Set task:
Copy out the data from the line with "List each element" to the line with "month-july: July (583, 682, 638, 718)", keeping each line unchanged.
----------
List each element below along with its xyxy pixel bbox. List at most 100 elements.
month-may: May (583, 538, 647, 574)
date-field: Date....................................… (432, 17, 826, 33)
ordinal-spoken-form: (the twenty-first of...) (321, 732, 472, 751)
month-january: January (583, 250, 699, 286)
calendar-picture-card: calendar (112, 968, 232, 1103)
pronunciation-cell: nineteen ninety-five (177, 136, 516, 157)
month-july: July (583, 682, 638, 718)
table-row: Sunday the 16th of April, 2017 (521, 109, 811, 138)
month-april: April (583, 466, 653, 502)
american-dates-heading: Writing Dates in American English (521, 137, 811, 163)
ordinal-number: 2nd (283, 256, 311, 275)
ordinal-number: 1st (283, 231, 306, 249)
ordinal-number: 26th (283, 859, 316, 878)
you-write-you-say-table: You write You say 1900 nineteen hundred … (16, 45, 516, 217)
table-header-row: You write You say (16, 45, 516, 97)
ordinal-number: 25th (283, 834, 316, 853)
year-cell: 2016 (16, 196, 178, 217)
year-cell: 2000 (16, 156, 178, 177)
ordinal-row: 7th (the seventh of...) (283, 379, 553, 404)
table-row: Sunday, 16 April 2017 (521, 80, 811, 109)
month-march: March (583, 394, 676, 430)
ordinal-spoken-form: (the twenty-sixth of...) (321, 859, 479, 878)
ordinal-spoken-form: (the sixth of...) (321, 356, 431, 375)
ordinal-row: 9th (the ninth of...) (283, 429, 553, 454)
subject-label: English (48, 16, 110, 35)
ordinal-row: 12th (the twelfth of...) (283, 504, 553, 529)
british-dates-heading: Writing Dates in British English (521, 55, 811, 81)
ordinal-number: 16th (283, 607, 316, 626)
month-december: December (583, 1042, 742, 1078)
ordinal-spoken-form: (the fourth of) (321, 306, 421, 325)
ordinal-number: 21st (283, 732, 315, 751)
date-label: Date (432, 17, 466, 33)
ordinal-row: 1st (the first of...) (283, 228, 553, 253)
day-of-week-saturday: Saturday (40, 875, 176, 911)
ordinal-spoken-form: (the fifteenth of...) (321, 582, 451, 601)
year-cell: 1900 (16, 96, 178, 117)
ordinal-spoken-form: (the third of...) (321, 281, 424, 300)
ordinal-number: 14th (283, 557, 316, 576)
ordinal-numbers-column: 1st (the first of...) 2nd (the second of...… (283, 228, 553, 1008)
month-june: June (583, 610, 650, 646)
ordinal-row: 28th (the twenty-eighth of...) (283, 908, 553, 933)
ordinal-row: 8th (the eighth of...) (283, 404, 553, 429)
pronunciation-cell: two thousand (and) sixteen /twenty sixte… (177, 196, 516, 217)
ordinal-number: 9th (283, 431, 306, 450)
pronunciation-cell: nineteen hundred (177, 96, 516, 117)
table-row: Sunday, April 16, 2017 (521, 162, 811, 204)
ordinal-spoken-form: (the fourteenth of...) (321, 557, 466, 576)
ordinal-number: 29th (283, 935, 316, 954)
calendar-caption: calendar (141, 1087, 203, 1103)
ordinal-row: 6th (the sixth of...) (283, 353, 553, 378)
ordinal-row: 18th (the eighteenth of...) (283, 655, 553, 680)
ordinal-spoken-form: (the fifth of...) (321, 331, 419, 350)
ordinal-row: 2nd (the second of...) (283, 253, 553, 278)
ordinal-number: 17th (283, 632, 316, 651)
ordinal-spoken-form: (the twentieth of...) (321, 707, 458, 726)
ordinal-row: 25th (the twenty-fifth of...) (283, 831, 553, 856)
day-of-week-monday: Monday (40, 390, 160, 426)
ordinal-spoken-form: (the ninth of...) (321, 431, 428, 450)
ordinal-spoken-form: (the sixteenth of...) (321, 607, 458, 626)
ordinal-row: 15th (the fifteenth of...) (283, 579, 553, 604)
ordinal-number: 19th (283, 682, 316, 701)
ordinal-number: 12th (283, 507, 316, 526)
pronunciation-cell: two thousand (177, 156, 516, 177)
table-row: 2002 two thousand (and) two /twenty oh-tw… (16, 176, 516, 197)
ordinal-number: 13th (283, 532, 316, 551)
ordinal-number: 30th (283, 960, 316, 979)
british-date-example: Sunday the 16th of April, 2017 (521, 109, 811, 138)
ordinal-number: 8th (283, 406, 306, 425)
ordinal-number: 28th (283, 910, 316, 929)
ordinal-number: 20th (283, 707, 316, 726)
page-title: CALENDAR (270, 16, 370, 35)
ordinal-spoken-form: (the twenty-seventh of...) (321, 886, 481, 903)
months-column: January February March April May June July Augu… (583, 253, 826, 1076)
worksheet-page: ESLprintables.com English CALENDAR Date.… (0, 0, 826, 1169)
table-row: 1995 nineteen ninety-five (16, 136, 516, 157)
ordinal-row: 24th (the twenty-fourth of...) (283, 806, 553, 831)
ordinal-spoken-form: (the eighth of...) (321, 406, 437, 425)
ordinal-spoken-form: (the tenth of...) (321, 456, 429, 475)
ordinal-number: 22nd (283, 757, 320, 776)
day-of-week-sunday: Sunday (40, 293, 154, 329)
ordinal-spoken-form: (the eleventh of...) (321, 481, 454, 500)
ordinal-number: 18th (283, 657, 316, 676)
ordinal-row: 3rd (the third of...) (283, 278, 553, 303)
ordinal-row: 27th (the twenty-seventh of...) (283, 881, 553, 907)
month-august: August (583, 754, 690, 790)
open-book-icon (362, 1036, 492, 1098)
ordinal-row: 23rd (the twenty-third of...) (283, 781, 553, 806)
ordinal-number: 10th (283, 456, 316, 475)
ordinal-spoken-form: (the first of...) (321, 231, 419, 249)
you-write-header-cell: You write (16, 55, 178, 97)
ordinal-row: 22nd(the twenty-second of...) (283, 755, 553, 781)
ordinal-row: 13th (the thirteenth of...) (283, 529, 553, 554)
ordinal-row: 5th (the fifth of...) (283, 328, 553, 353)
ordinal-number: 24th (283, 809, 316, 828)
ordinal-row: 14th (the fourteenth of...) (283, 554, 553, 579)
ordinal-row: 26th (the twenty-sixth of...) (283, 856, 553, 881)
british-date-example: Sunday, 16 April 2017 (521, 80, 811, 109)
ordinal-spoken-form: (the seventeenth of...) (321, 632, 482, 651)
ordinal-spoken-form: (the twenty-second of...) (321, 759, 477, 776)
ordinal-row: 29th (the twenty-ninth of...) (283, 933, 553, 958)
----------
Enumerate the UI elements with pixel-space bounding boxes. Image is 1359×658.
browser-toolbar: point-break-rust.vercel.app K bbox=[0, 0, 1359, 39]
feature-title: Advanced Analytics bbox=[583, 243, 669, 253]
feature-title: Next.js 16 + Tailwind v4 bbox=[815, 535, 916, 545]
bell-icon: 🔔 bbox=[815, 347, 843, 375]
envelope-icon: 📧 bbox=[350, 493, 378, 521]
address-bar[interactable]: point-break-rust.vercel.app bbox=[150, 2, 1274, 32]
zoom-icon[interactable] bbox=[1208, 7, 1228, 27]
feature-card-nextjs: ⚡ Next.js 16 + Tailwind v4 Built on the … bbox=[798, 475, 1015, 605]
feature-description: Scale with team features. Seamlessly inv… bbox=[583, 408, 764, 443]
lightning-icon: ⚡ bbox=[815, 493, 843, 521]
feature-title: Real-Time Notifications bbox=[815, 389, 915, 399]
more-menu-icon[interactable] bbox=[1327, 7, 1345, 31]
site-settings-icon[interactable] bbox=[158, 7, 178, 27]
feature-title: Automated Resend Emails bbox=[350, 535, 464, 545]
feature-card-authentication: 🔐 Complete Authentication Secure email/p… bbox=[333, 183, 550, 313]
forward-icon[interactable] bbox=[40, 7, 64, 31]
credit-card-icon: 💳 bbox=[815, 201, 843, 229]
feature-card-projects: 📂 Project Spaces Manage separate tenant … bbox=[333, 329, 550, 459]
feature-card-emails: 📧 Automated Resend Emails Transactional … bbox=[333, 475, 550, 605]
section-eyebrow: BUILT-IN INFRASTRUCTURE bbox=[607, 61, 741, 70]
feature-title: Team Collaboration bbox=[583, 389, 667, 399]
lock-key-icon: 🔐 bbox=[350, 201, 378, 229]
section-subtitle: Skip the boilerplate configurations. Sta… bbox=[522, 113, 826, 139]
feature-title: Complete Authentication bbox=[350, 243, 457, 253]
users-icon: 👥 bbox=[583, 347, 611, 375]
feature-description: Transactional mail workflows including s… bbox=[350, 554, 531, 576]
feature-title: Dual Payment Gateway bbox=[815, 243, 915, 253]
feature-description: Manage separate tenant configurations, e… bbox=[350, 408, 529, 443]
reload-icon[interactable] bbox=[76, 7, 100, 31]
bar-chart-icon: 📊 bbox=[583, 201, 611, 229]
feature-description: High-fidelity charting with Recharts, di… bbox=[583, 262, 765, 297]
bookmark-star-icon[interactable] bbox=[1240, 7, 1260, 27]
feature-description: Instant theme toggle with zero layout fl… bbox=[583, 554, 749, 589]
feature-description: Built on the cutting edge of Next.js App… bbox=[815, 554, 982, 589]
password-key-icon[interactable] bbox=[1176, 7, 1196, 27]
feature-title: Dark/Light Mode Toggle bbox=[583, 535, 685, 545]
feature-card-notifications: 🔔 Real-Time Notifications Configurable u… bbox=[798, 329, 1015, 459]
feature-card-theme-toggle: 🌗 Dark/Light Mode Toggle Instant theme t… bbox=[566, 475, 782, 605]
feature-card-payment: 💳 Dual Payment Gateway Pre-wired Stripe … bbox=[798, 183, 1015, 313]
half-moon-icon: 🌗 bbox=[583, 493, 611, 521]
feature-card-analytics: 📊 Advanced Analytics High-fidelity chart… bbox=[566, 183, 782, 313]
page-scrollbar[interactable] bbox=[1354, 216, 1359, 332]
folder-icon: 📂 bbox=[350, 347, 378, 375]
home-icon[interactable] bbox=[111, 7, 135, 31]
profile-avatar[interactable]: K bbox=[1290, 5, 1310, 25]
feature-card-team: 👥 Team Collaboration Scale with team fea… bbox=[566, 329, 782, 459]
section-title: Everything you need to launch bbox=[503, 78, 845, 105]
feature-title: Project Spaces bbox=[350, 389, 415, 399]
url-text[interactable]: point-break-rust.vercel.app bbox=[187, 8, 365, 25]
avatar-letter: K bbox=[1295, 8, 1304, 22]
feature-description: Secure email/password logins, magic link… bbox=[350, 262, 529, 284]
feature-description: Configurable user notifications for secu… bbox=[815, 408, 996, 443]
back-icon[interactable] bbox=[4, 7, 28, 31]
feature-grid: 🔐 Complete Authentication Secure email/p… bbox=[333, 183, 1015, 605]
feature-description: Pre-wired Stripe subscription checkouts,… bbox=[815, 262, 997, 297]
----------
Result of the exercise:
List each element below along with its xyxy pixel bbox. List at most 100 elements.
month-may: May (583, 538, 647, 574)
date-field: Date....................................… (432, 17, 826, 33)
ordinal-spoken-form: (the twenty-first of...) (321, 732, 472, 751)
month-january: January (583, 250, 699, 286)
calendar-picture-card: calendar (112, 968, 232, 1103)
pronunciation-cell: nineteen ninety-five (177, 136, 516, 157)
month-july: July (583, 682, 638, 718)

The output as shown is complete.